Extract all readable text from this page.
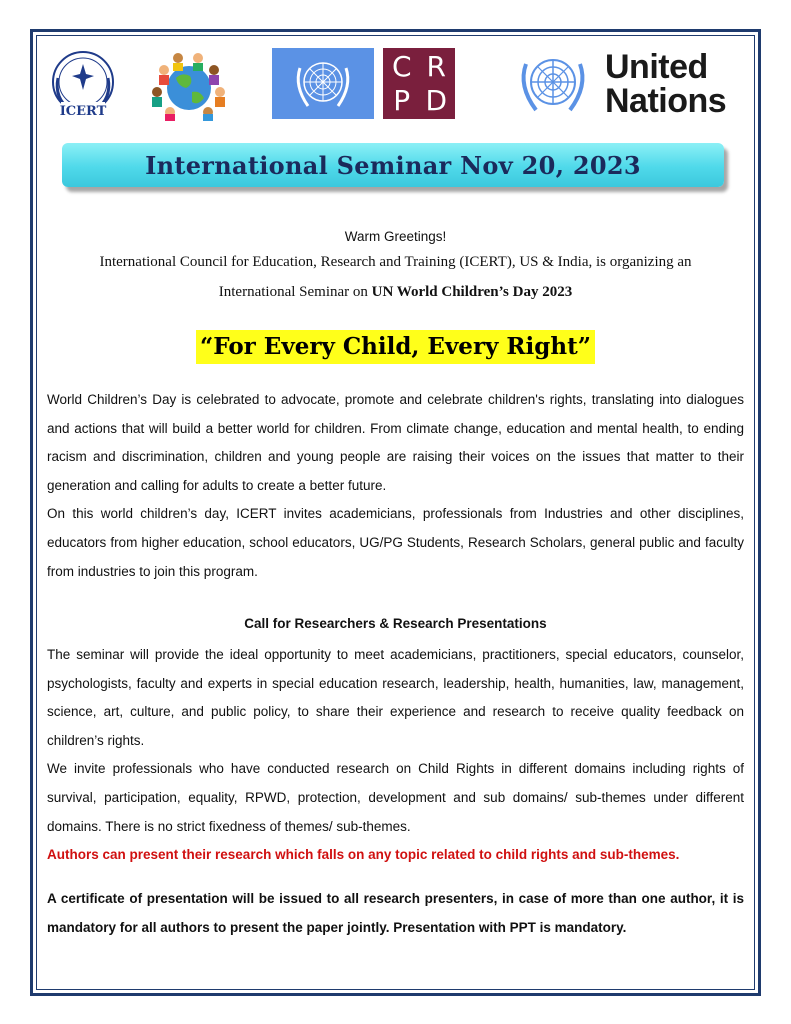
ICERT
C R
P D
United
Nations
International Seminar Nov 20, 2023
Warm Greetings!
International Council for Education, Research and Training (ICERT), US & India, is organizing an
International Seminar on UN World Children’s Day 2023
“For Every Child, Every Right”

World Children’s Day is celebrated to advocate, promote and celebrate children's rights, translating into dialogues and actions that will build a better world for children. From climate change, education and mental health, to ending racism and discrimination, children and young people are raising their voices on the issues that matter to their generation and calling for adults to create a better future.

On this world children’s day, ICERT invites academicians, professionals from Industries and other disciplines, educators from higher education, school educators, UG/PG Students, Research Scholars, general public and faculty from industries to join this program.

Call for Researchers & Research Presentations

The seminar will provide the ideal opportunity to meet academicians, practitioners, special educators, counselor, psychologists, faculty and experts in special education research, leadership, health, humanities, law, management, science, art, culture, and public policy, to share their experience and research to receive quality feedback on children’s rights.

We invite professionals who have conducted research on Child Rights in different domains including rights of survival, participation, equality, RPWD, protection, development and sub domains/ sub-themes under different domains. There is no strict fixedness of themes/ sub-themes.

Authors can present their research which falls on any topic related to child rights and sub-themes.

A certificate of presentation will be issued to all research presenters, in case of more than one author, it is mandatory for all authors to present the paper jointly. Presentation with PPT is mandatory.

_Task directions_
Your copy should match the entries exactly, minus the pictures.

_Task answer_
Extract all readable text from this page.
ICERT
C R
P D
United
Nations
International Seminar Nov 20, 2023
Warm Greetings!
International Council for Education, Research and Training (ICERT), US & India, is organizing an
International Seminar on UN World Children’s Day 2023
“For Every Child, Every Right”

World Children’s Day is celebrated to advocate, promote and celebrate children's rights, translating into dialogues and actions that will build a better world for children. From climate change, education and mental health, to ending racism and discrimination, children and young people are raising their voices on the issues that matter to their generation and calling for adults to create a better future.

On this world children’s day, ICERT invites academicians, professionals from Industries and other disciplines, educators from higher education, school educators, UG/PG Students, Research Scholars, general public and faculty from industries to join this program.

Call for Researchers & Research Presentations

The seminar will provide the ideal opportunity to meet academicians, practitioners, special educators, counselor, psychologists, faculty and experts in special education research, leadership, health, humanities, law, management, science, art, culture, and public policy, to share their experience and research to receive quality feedback on children’s rights.

We invite professionals who have conducted research on Child Rights in different domains including rights of survival, participation, equality, RPWD, protection, development and sub domains/ sub-themes under different domains. There is no strict fixedness of themes/ sub-themes.

Authors can present their research which falls on any topic related to child rights and sub-themes.

A certificate of presentation will be issued to all research presenters, in case of more than one author, it is mandatory for all authors to present the paper jointly. Presentation with PPT is mandatory.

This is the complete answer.